* **Instruction**
Format every line of the material below as a JSON list of strings, one string per line, skipping blank lines. Leave out the pictures.

Data records:
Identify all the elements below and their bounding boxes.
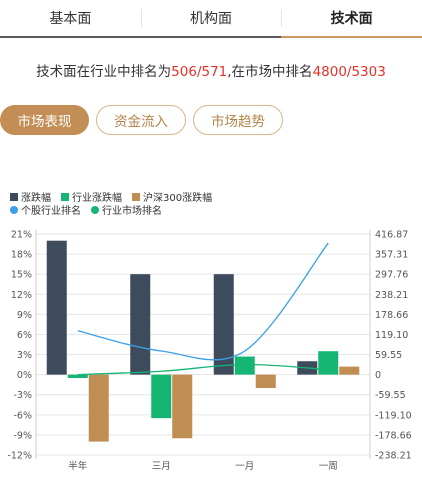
bar-hs300 <box>88 374 109 442</box>
right-tick-label: 119.10 <box>375 330 408 341</box>
right-tick-label: 59.55 <box>375 350 402 361</box>
right-tick-label: -178.66 <box>375 430 412 441</box>
bar-stock <box>46 240 67 375</box>
bar-stock <box>130 274 151 375</box>
industry-rank-value: 506/571 <box>171 64 228 80</box>
left-tick-label: 21% <box>11 230 32 241</box>
x-tick-label: 三月 <box>152 461 171 472</box>
legend-swatch-industry-rank <box>10 205 18 214</box>
left-tick-label: -12% <box>7 451 32 462</box>
bar-hs300 <box>255 374 276 389</box>
legend-swatch-hs300 <box>132 192 140 201</box>
left-tick-label: 3% <box>17 350 32 361</box>
tab-technicals[interactable]: 技术面 <box>281 0 422 38</box>
legend-item-industry: 行业涨跌幅 <box>61 189 122 204</box>
tab-institutions[interactable]: 机构面 <box>140 0 282 36</box>
left-tick-label: -6% <box>14 410 33 421</box>
bar-hs300 <box>339 366 360 375</box>
x-tick-label: 一月 <box>235 461 254 472</box>
tab-bar-divider <box>0 36 281 38</box>
market-trend-button[interactable]: 市场趋势 <box>193 105 283 135</box>
left-tick-label: 0% <box>17 370 32 381</box>
right-tick-label: -59.55 <box>375 390 406 401</box>
ranking-summary: 技术面在行业中排名为506/571,在市场中排名4800/5303 <box>0 60 422 80</box>
ranking-prefix: 技术面在行业中排名为 <box>36 64 172 80</box>
bar-stock <box>213 274 234 375</box>
legend-item-market-rank: 行业市场排名 <box>91 202 162 217</box>
chart-legend: 涨跌幅 行业涨跌幅 沪深300涨跌幅 个股行业排名 行业市场排名 <box>10 189 222 217</box>
left-tick-label: 6% <box>17 330 32 341</box>
right-tick-label: 297.76 <box>375 270 408 281</box>
capital-inflow-button[interactable]: 资金流入 <box>96 105 186 135</box>
legend-swatch-market-rank <box>91 205 99 214</box>
left-tick-label: -9% <box>14 430 33 441</box>
right-tick-label: -119.10 <box>375 410 412 421</box>
tab-bar: 基本面 机构面 技术面 <box>0 0 422 38</box>
left-tick-label: 18% <box>11 250 32 261</box>
legend-item-hs300: 沪深300涨跌幅 <box>132 189 212 204</box>
performance-chart: 21% 416.87 18% 357.31 15% 297.76 12% 238.21 9% 17… <box>7 230 412 473</box>
legend-swatch-stock <box>10 192 18 201</box>
legend-label-market-rank: 行业市场排名 <box>102 206 162 217</box>
right-tick-label: 416.87 <box>375 230 408 241</box>
ranking-middle: ,在市场中排名 <box>227 64 313 80</box>
bar-industry <box>234 356 255 375</box>
left-tick-label: 9% <box>17 310 32 321</box>
legend-label-industry: 行业涨跌幅 <box>72 193 122 204</box>
right-tick-label: 178.66 <box>375 310 408 321</box>
legend-label-stock: 涨跌幅 <box>21 193 51 204</box>
line-industry-rank <box>77 242 329 361</box>
right-tick-label: 238.21 <box>375 290 408 301</box>
right-tick-label: 0 <box>375 370 381 381</box>
left-tick-label: 12% <box>11 290 32 301</box>
market-rank-value: 4800/5303 <box>312 64 386 80</box>
right-tick-label: 357.31 <box>375 250 408 261</box>
market-performance-button[interactable]: 市场表现 <box>0 105 89 135</box>
x-tick-label: 一周 <box>319 461 338 472</box>
legend-item-stock: 涨跌幅 <box>10 189 51 204</box>
tab-fundamentals[interactable]: 基本面 <box>49 11 92 27</box>
right-tick-label: -238.21 <box>375 451 412 462</box>
bar-industry <box>151 374 172 419</box>
legend-item-industry-rank: 个股行业排名 <box>10 202 81 217</box>
bar-industry <box>67 374 88 378</box>
legend-label-industry-rank: 个股行业排名 <box>21 206 81 217</box>
left-tick-label: 15% <box>11 270 32 281</box>
bar-hs300 <box>172 374 193 439</box>
x-tick-label: 半年 <box>68 460 88 472</box>
legend-swatch-industry <box>61 192 69 201</box>
left-tick-label: -3% <box>14 390 33 401</box>
line-market-rank <box>77 363 329 376</box>
bar-industry <box>318 351 339 375</box>
legend-label-hs300: 沪深300涨跌幅 <box>143 193 213 204</box>
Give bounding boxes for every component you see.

* **Task response**
[
  "Identify all the elements below and their bounding boxes.",
  "bar-hs300 <box>88 374 109 442</box>",
  "right-tick-label: 119.10 <box>375 330 408 341</box>",
  "right-tick-label: 59.55 <box>375 350 402 361</box>",
  "right-tick-label: -178.66 <box>375 430 412 441</box>",
  "bar-stock <box>46 240 67 375</box>",
  "bar-stock <box>130 274 151 375</box>",
  "industry-rank-value: 506/571 <box>171 64 228 80</box>",
  "left-tick-label: 21% <box>11 230 32 241</box>",
  "x-tick-label: 三月 <box>152 461 171 472</box>",
  "legend-swatch-industry-rank <box>10 205 18 214</box>",
  "left-tick-label: -12% <box>7 451 32 462</box>",
  "bar-hs300 <box>255 374 276 389</box>",
  "legend-swatch-hs300 <box>132 192 140 201</box>",
  "left-tick-label: 3% <box>17 350 32 361</box>",
  "tab-technicals[interactable]: 技术面 <box>281 0 422 38</box>",
  "legend-item-industry: 行业涨跌幅 <box>61 189 122 204</box>",
  "tab-institutions[interactable]: 机构面 <box>140 0 282 36</box>",
  "left-tick-label: -6% <box>14 410 33 421</box>",
  "bar-hs300 <box>339 366 360 375</box>",
  "x-tick-label: 一月 <box>235 461 254 472</box>",
  "tab-bar-divider <box>0 36 281 38</box>",
  "market-trend-button[interactable]: 市场趋势 <box>193 105 283 135</box>",
  "left-tick-label: 0% <box>17 370 32 381</box>",
  "right-tick-label: -59.55 <box>375 390 406 401</box>",
  "ranking-summary: 技术面在行业中排名为506/571,在市场中排名4800/5303 <box>0 60 422 80</box>",
  "ranking-prefix: 技术面在行业中排名为 <box>36 64 172 80</box>",
  "bar-stock <box>213 274 234 375</box>",
  "legend-item-market-rank: 行业市场排名 <box>91 202 162 217</box>",
  "chart-legend: 涨跌幅 行业涨跌幅 沪深300涨跌幅 个股行业排名 行业市场排名 <box>10 189 222 217</box>",
  "left-tick-label: 6% <box>17 330 32 341</box>",
  "right-tick-label: 297.76 <box>375 270 408 281</box>",
  "capital-inflow-button[interactable]: 资金流入 <box>96 105 186 135</box>",
  "legend-swatch-market-rank <box>91 205 99 214</box>",
  "left-tick-label: -9% <box>14 430 33 441</box>",
  "right-tick-label: -119.10 <box>375 410 412 421</box>",
  "tab-bar: 基本面 机构面 技术面 <box>0 0 422 38</box>",
  "left-tick-label: 18% <box>11 250 32 261</box>",
  "legend-item-hs300: 沪深300涨跌幅 <box>132 189 212 204</box>",
  "performance-chart: 21% 416.87 18% 357.31 15% 297.76 12% 238.21 9% 17… <box>7 230 412 473</box>",
  "legend-swatch-stock <box>10 192 18 201</box>",
  "legend-label-market-rank: 行业市场排名 <box>102 206 162 217</box>",
  "right-tick-label: 416.87 <box>375 230 408 241</box>",
  "ranking-middle: ,在市场中排名 <box>227 64 313 80</box>",
  "bar-industry <box>234 356 255 375</box>",
  "left-tick-label: 9% <box>17 310 32 321</box>",
  "legend-label-industry: 行业涨跌幅 <box>72 193 122 204</box>",
  "right-tick-label: 178.66 <box>375 310 408 321</box>",
  "legend-label-stock: 涨跌幅 <box>21 193 51 204</box>",
  "line-industry-rank <box>77 242 329 361</box>",
  "right-tick-label: 238.21 <box>375 290 408 301</box>",
  "right-tick-label: 0 <box>375 370 381 381</box>",
  "left-tick-label: 12% <box>11 290 32 301</box>",
  "market-rank-value: 4800/5303 <box>312 64 386 80</box>",
  "right-tick-label: 357.31 <box>375 250 408 261</box>",
  "market-performance-button[interactable]: 市场表现 <box>0 105 89 135</box>",
  "x-tick-label: 一周 <box>319 461 338 472</box>",
  "legend-item-stock: 涨跌幅 <box>10 189 51 204</box>",
  "tab-fundamentals[interactable]: 基本面 <box>49 11 92 27</box>",
  "right-tick-label: -238.21 <box>375 451 412 462</box>",
  "bar-industry <box>151 374 172 419</box>",
  "legend-item-industry-rank: 个股行业排名 <box>10 202 81 217</box>",
  "bar-industry <box>67 374 88 378</box>",
  "legend-label-industry-rank: 个股行业排名 <box>21 206 81 217</box>",
  "left-tick-label: 15% <box>11 270 32 281</box>",
  "bar-hs300 <box>172 374 193 439</box>",
  "x-tick-label: 半年 <box>68 460 88 472</box>",
  "legend-swatch-industry <box>61 192 69 201</box>",
  "left-tick-label: -3% <box>14 390 33 401</box>",
  "line-market-rank <box>77 363 329 376</box>",
  "bar-industry <box>318 351 339 375</box>",
  "legend-label-hs300: 沪深300涨跌幅 <box>143 193 213 204</box>",
  "Give bounding boxes for every component you see."
]